** start of Task material **
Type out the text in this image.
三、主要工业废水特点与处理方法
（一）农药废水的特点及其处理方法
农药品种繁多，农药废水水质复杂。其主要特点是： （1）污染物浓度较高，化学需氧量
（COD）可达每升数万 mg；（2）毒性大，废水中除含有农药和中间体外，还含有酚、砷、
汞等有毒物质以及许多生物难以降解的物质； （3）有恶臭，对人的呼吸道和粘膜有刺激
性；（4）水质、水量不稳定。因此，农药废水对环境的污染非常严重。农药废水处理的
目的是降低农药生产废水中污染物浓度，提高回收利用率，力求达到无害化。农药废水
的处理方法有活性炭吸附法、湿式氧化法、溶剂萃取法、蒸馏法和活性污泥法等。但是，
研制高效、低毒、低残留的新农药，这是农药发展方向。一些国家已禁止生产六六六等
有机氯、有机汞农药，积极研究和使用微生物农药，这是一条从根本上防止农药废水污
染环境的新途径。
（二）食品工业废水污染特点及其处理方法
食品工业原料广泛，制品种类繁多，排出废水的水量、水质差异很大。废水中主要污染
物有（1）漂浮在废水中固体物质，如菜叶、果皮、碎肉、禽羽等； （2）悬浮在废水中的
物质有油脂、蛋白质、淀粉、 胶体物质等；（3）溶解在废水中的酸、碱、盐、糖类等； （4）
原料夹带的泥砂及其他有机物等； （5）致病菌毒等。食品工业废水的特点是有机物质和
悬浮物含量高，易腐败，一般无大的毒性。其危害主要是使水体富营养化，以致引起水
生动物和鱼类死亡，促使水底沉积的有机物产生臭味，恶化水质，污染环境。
** end of Task material **
● **Goal of the exercise**
Reproduce the complete data exactly as presented above.

● **Response**
Type out the text in this image.
三、主要工业废水特点与处理方法
（一）农药废水的特点及其处理方法
农药品种繁多，农药废水水质复杂。其主要特点是： （1）污染物浓度较高，化学需氧量
（COD）可达每升数万 mg；（2）毒性大，废水中除含有农药和中间体外，还含有酚、砷、
汞等有毒物质以及许多生物难以降解的物质； （3）有恶臭，对人的呼吸道和粘膜有刺激
性；（4）水质、水量不稳定。因此，农药废水对环境的污染非常严重。农药废水处理的
目的是降低农药生产废水中污染物浓度，提高回收利用率，力求达到无害化。农药废水
的处理方法有活性炭吸附法、湿式氧化法、溶剂萃取法、蒸馏法和活性污泥法等。但是，
研制高效、低毒、低残留的新农药，这是农药发展方向。一些国家已禁止生产六六六等
有机氯、有机汞农药，积极研究和使用微生物农药，这是一条从根本上防止农药废水污
染环境的新途径。
（二）食品工业废水污染特点及其处理方法
食品工业原料广泛，制品种类繁多，排出废水的水量、水质差异很大。废水中主要污染
物有（1）漂浮在废水中固体物质，如菜叶、果皮、碎肉、禽羽等； （2）悬浮在废水中的
物质有油脂、蛋白质、淀粉、 胶体物质等；（3）溶解在废水中的酸、碱、盐、糖类等； （4）
原料夹带的泥砂及其他有机物等； （5）致病菌毒等。食品工业废水的特点是有机物质和
悬浮物含量高，易腐败，一般无大的毒性。其危害主要是使水体富营养化，以致引起水
生动物和鱼类死亡，促使水底沉积的有机物产生臭味，恶化水质，污染环境。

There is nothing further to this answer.